• **What you will do**
Quote the entries in full, character for character, without their images.

• **Data shown**
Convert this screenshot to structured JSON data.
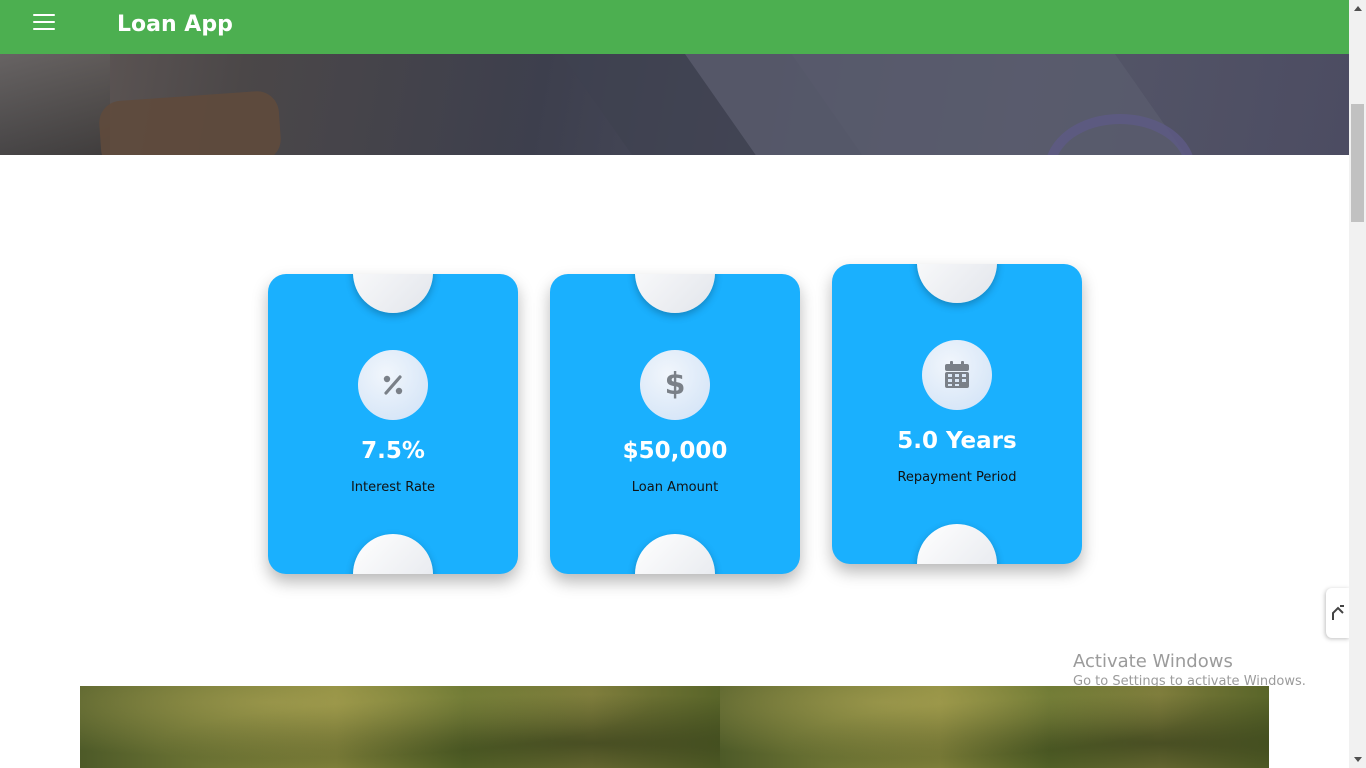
{
  "app": {
    "title": "Loan App"
  },
  "colors": {
    "topbar": "#4caf50",
    "card": "#1ab0fe",
    "icon": "#7a8088"
  },
  "cards": [
    {
      "icon": "percent-icon",
      "value": "7.5%",
      "label": "Interest Rate"
    },
    {
      "icon": "dollar-icon",
      "value": "$50,000",
      "label": "Loan Amount"
    },
    {
      "icon": "calendar-icon",
      "value": "5.0 Years",
      "label": "Repayment Period"
    }
  ],
  "watermark": {
    "title": "Activate Windows",
    "subtitle": "Go to Settings to activate Windows."
  }
}
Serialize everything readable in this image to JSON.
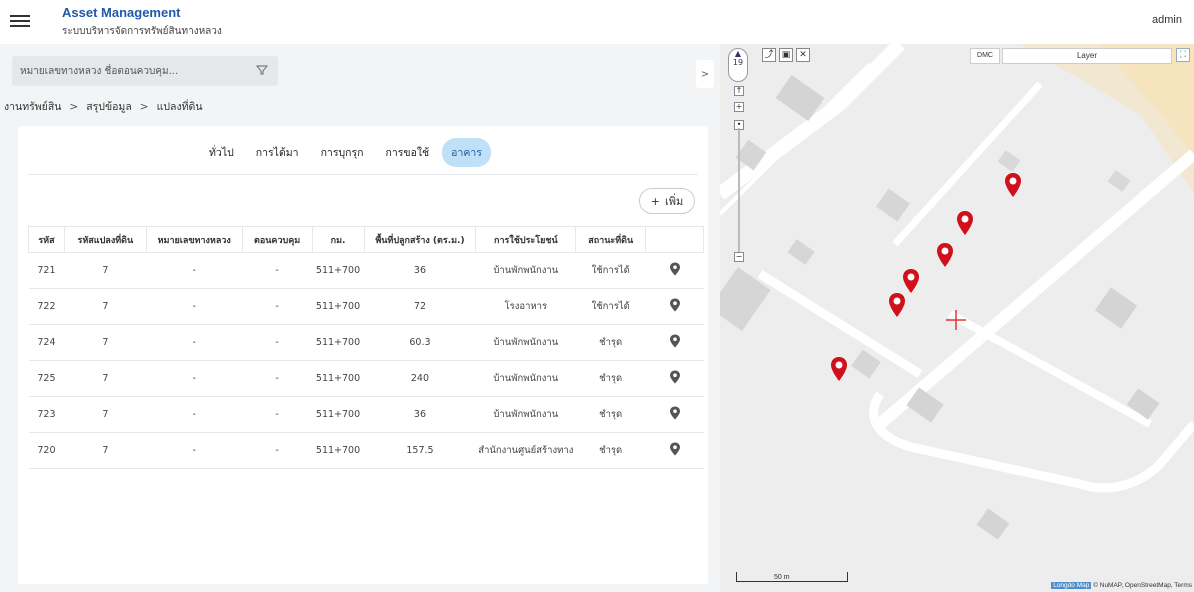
{
  "header": {
    "app_title": "Asset Management",
    "app_subtitle": "ระบบบริหารจัดการทรัพย์สินทางหลวง",
    "user": "admin"
  },
  "search": {
    "placeholder": "หมายเลขทางหลวง ชื่อตอนควบคุม..."
  },
  "breadcrumb": [
    "งานทรัพย์สิน",
    "สรุปข้อมูล",
    "แปลงที่ดิน"
  ],
  "tabs": [
    {
      "label": "ทั่วไป",
      "active": false
    },
    {
      "label": "การได้มา",
      "active": false
    },
    {
      "label": "การบุกรุก",
      "active": false
    },
    {
      "label": "การขอใช้",
      "active": false
    },
    {
      "label": "อาคาร",
      "active": true
    }
  ],
  "add_button": {
    "icon": "+",
    "label": "เพิ่ม"
  },
  "table": {
    "headers": [
      "รหัส",
      "รหัสแปลงที่ดิน",
      "หมายเลขทางหลวง",
      "ตอนควบคุม",
      "กม.",
      "พื้นที่ปลูกสร้าง (ตร.ม.)",
      "การใช้ประโยชน์",
      "สถานะที่ดิน",
      ""
    ],
    "rows": [
      {
        "id": "721",
        "parcel": "7",
        "highway": "-",
        "control": "-",
        "km": "511+700",
        "area": "36",
        "usage": "บ้านพักพนักงาน",
        "status": "ใช้การได้"
      },
      {
        "id": "722",
        "parcel": "7",
        "highway": "-",
        "control": "-",
        "km": "511+700",
        "area": "72",
        "usage": "โรงอาหาร",
        "status": "ใช้การได้"
      },
      {
        "id": "724",
        "parcel": "7",
        "highway": "-",
        "control": "-",
        "km": "511+700",
        "area": "60.3",
        "usage": "บ้านพักพนักงาน",
        "status": "ชำรุด"
      },
      {
        "id": "725",
        "parcel": "7",
        "highway": "-",
        "control": "-",
        "km": "511+700",
        "area": "240",
        "usage": "บ้านพักพนักงาน",
        "status": "ชำรุด"
      },
      {
        "id": "723",
        "parcel": "7",
        "highway": "-",
        "control": "-",
        "km": "511+700",
        "area": "36",
        "usage": "บ้านพักพนักงาน",
        "status": "ชำรุด"
      },
      {
        "id": "720",
        "parcel": "7",
        "highway": "-",
        "control": "-",
        "km": "511+700",
        "area": "157.5",
        "usage": "สำนักงานศูนย์สร้างทาง",
        "status": "ชำรุด"
      }
    ]
  },
  "map": {
    "zoom_level": "19",
    "dmc_label": "DMC",
    "layer_label": "Layer",
    "scale_label": "50 m",
    "attribution_brand": "Longdo Map",
    "attribution_text": "© NuMAP, OpenStreetMap, Terms",
    "marker_color": "#d0101b"
  },
  "icons": {
    "menu": "menu-icon",
    "filter": "filter-icon",
    "pin": "map-pin-icon",
    "collapse": "chevron-right-icon"
  }
}
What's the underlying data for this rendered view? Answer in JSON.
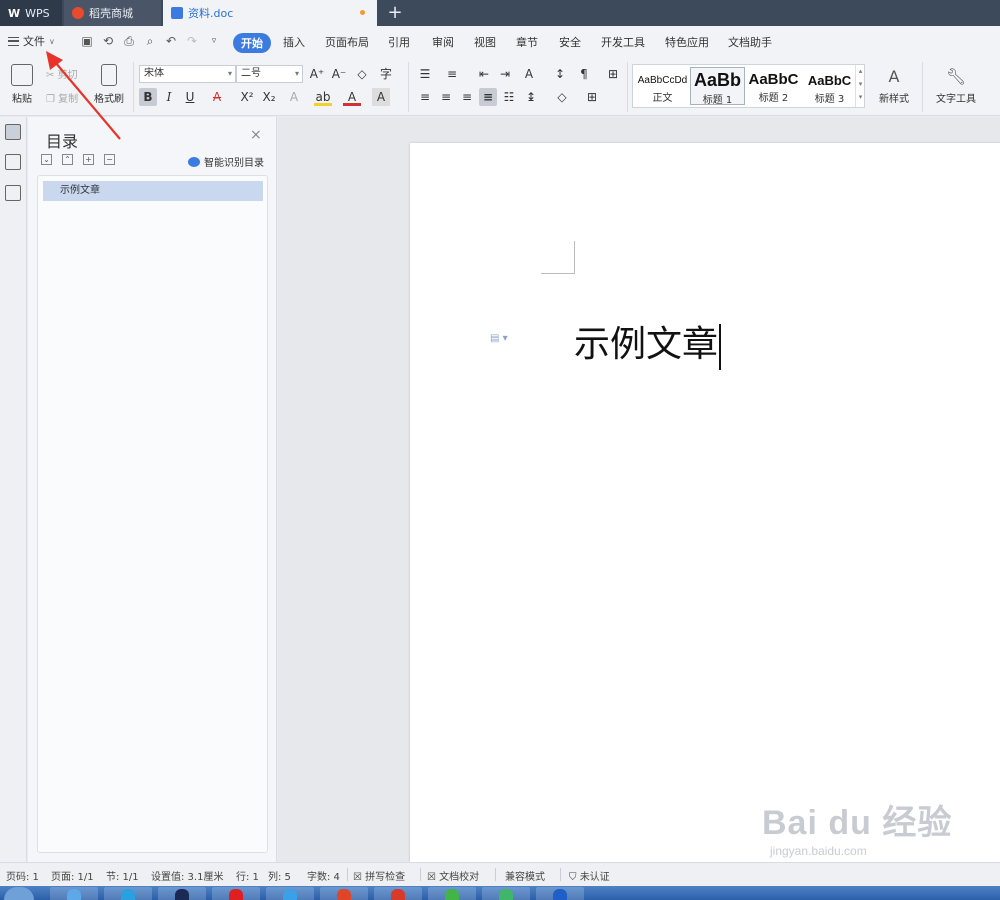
{
  "titlebar": {
    "tabs": [
      {
        "label": "WPS"
      },
      {
        "label": "稻壳商城"
      },
      {
        "label": "资料.doc"
      }
    ],
    "new_tab": "+"
  },
  "menubar": {
    "file_label": "文件",
    "items": [
      "开始",
      "插入",
      "页面布局",
      "引用",
      "审阅",
      "视图",
      "章节",
      "安全",
      "开发工具",
      "特色应用",
      "文档助手"
    ],
    "active": "开始"
  },
  "ribbon": {
    "paste": "粘贴",
    "cut": "剪切",
    "copy": "复制",
    "format_painter": "格式刷",
    "font_name": "宋体",
    "font_size": "二号",
    "styles": [
      {
        "sample": "AaBbCcDd",
        "name": "正文"
      },
      {
        "sample": "AaBb",
        "name": "标题 1"
      },
      {
        "sample": "AaBbC",
        "name": "标题 2"
      },
      {
        "sample": "AaBbC",
        "name": "标题 3"
      }
    ],
    "new_style": "新样式",
    "text_tools": "文字工具"
  },
  "toc": {
    "title": "目录",
    "close": "×",
    "smart_label": "智能识别目录",
    "items": [
      "示例文章"
    ]
  },
  "document": {
    "text": "示例文章"
  },
  "watermark": {
    "brand": "Bai du 经验",
    "url": "jingyan.baidu.com"
  },
  "status": {
    "page_code": "页码: 1",
    "page": "页面: 1/1",
    "section": "节: 1/1",
    "setting": "设置值: 3.1厘米",
    "row": "行: 1",
    "col": "列: 5",
    "word_count": "字数: 4",
    "spell_check": "拼写检查",
    "doc_proof": "文档校对",
    "compat_mode": "兼容模式",
    "cert": "未认证"
  },
  "colors": {
    "accent": "#3c7be0",
    "titlebar": "#3d4a5c",
    "arrow": "#e8332a"
  }
}
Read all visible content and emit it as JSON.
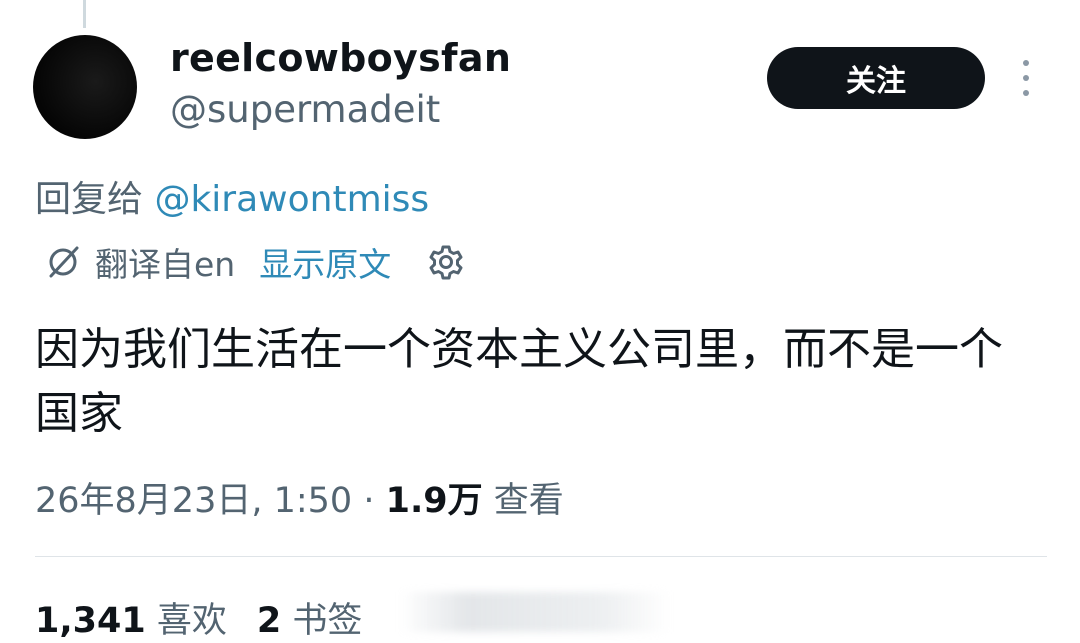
{
  "author": {
    "display_name": "reelcowboysfan",
    "handle": "@supermadeit"
  },
  "follow_button": {
    "label": "关注"
  },
  "more_icon": "more-vertical-icon",
  "reply": {
    "prefix": "回复给 ",
    "handle": "@kirawontmiss"
  },
  "translation": {
    "icon": "translate-icon",
    "label": "翻译自en",
    "show_original": "显示原文",
    "settings_icon": "gear-icon"
  },
  "tweet": {
    "text": "因为我们生活在一个资本主义公司里，而不是一个国家"
  },
  "meta": {
    "timestamp": "26年8月23日, 1:50",
    "separator": " · ",
    "views_count": "1.9万",
    "views_label": " 查看"
  },
  "stats": {
    "likes_count": "1,341",
    "likes_label": " 喜欢",
    "bookmarks_count": "2",
    "bookmarks_label": " 书签"
  },
  "colors": {
    "text_primary": "#0f1419",
    "text_secondary": "#536471",
    "link": "#2f8ab7",
    "button_bg": "#0f1419"
  }
}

• **Task result**
Convert this screenshot to structured JSON data.
{
  "app": {
    "title": "Loan App"
  },
  "colors": {
    "topbar": "#4caf50",
    "card": "#1ab0fe",
    "icon": "#7a8088"
  },
  "cards": [
    {
      "icon": "percent-icon",
      "value": "7.5%",
      "label": "Interest Rate"
    },
    {
      "icon": "dollar-icon",
      "value": "$50,000",
      "label": "Loan Amount"
    },
    {
      "icon": "calendar-icon",
      "value": "5.0 Years",
      "label": "Repayment Period"
    }
  ],
  "watermark": {
    "title": "Activate Windows",
    "subtitle": "Go to Settings to activate Windows."
  }
}
Serialize everything readable in this image to JSON.
{
  "header": {
    "app_title": "Asset Management",
    "app_subtitle": "ระบบบริหารจัดการทรัพย์สินทางหลวง",
    "user": "admin"
  },
  "search": {
    "placeholder": "หมายเลขทางหลวง ชื่อตอนควบคุม..."
  },
  "breadcrumb": [
    "งานทรัพย์สิน",
    "สรุปข้อมูล",
    "แปลงที่ดิน"
  ],
  "tabs": [
    {
      "label": "ทั่วไป",
      "active": false
    },
    {
      "label": "การได้มา",
      "active": false
    },
    {
      "label": "การบุกรุก",
      "active": false
    },
    {
      "label": "การขอใช้",
      "active": false
    },
    {
      "label": "อาคาร",
      "active": true
    }
  ],
  "add_button": {
    "icon": "+",
    "label": "เพิ่ม"
  },
  "table": {
    "headers": [
      "รหัส",
      "รหัสแปลงที่ดิน",
      "หมายเลขทางหลวง",
      "ตอนควบคุม",
      "กม.",
      "พื้นที่ปลูกสร้าง (ตร.ม.)",
      "การใช้ประโยชน์",
      "สถานะที่ดิน",
      ""
    ],
    "rows": [
      {
        "id": "721",
        "parcel": "7",
        "highway": "-",
        "control": "-",
        "km": "511+700",
        "area": "36",
        "usage": "บ้านพักพนักงาน",
        "status": "ใช้การได้"
      },
      {
        "id": "722",
        "parcel": "7",
        "highway": "-",
        "control": "-",
        "km": "511+700",
        "area": "72",
        "usage": "โรงอาหาร",
        "status": "ใช้การได้"
      },
      {
        "id": "724",
        "parcel": "7",
        "highway": "-",
        "control": "-",
        "km": "511+700",
        "area": "60.3",
        "usage": "บ้านพักพนักงาน",
        "status": "ชำรุด"
      },
      {
        "id": "725",
        "parcel": "7",
        "highway": "-",
        "control": "-",
        "km": "511+700",
        "area": "240",
        "usage": "บ้านพักพนักงาน",
        "status": "ชำรุด"
      },
      {
        "id": "723",
        "parcel": "7",
        "highway": "-",
        "control": "-",
        "km": "511+700",
        "area": "36",
        "usage": "บ้านพักพนักงาน",
        "status": "ชำรุด"
      },
      {
        "id": "720",
        "parcel": "7",
        "highway": "-",
        "control": "-",
        "km": "511+700",
        "area": "157.5",
        "usage": "สำนักงานศูนย์สร้างทาง",
        "status": "ชำรุด"
      }
    ]
  },
  "map": {
    "zoom_level": "19",
    "dmc_label": "DMC",
    "layer_label": "Layer",
    "scale_label": "50 m",
    "attribution_brand": "Longdo Map",
    "attribution_text": "© NuMAP, OpenStreetMap, Terms",
    "marker_color": "#d0101b"
  },
  "icons": {
    "menu": "menu-icon",
    "filter": "filter-icon",
    "pin": "map-pin-icon",
    "collapse": "chevron-right-icon"
  }
}
What's the underlying data for this rendered view? Answer in JSON.
{
  "titlebar": {
    "tabs": [
      {
        "label": "WPS"
      },
      {
        "label": "稻壳商城"
      },
      {
        "label": "资料.doc"
      }
    ],
    "new_tab": "+"
  },
  "menubar": {
    "file_label": "文件",
    "items": [
      "开始",
      "插入",
      "页面布局",
      "引用",
      "审阅",
      "视图",
      "章节",
      "安全",
      "开发工具",
      "特色应用",
      "文档助手"
    ],
    "active": "开始"
  },
  "ribbon": {
    "paste": "粘贴",
    "cut": "剪切",
    "copy": "复制",
    "format_painter": "格式刷",
    "font_name": "宋体",
    "font_size": "二号",
    "styles": [
      {
        "sample": "AaBbCcDd",
        "name": "正文"
      },
      {
        "sample": "AaBb",
        "name": "标题 1"
      },
      {
        "sample": "AaBbC",
        "name": "标题 2"
      },
      {
        "sample": "AaBbC",
        "name": "标题 3"
      }
    ],
    "new_style": "新样式",
    "text_tools": "文字工具"
  },
  "toc": {
    "title": "目录",
    "close": "×",
    "smart_label": "智能识别目录",
    "items": [
      "示例文章"
    ]
  },
  "document": {
    "text": "示例文章"
  },
  "watermark": {
    "brand": "Bai du 经验",
    "url": "jingyan.baidu.com"
  },
  "status": {
    "page_code": "页码: 1",
    "page": "页面: 1/1",
    "section": "节: 1/1",
    "setting": "设置值: 3.1厘米",
    "row": "行: 1",
    "col": "列: 5",
    "word_count": "字数: 4",
    "spell_check": "拼写检查",
    "doc_proof": "文档校对",
    "compat_mode": "兼容模式",
    "cert": "未认证"
  },
  "colors": {
    "accent": "#3c7be0",
    "titlebar": "#3d4a5c",
    "arrow": "#e8332a"
  }
}
Read all visible content and emit it as JSON.
{
  "author": {
    "display_name": "reelcowboysfan",
    "handle": "@supermadeit"
  },
  "follow_button": {
    "label": "关注"
  },
  "more_icon": "more-vertical-icon",
  "reply": {
    "prefix": "回复给 ",
    "handle": "@kirawontmiss"
  },
  "translation": {
    "icon": "translate-icon",
    "label": "翻译自en",
    "show_original": "显示原文",
    "settings_icon": "gear-icon"
  },
  "tweet": {
    "text": "因为我们生活在一个资本主义公司里，而不是一个国家"
  },
  "meta": {
    "timestamp": "26年8月23日, 1:50",
    "separator": " · ",
    "views_count": "1.9万",
    "views_label": " 查看"
  },
  "stats": {
    "likes_count": "1,341",
    "likes_label": " 喜欢",
    "bookmarks_count": "2",
    "bookmarks_label": " 书签"
  },
  "colors": {
    "text_primary": "#0f1419",
    "text_secondary": "#536471",
    "link": "#2f8ab7",
    "button_bg": "#0f1419"
  }
}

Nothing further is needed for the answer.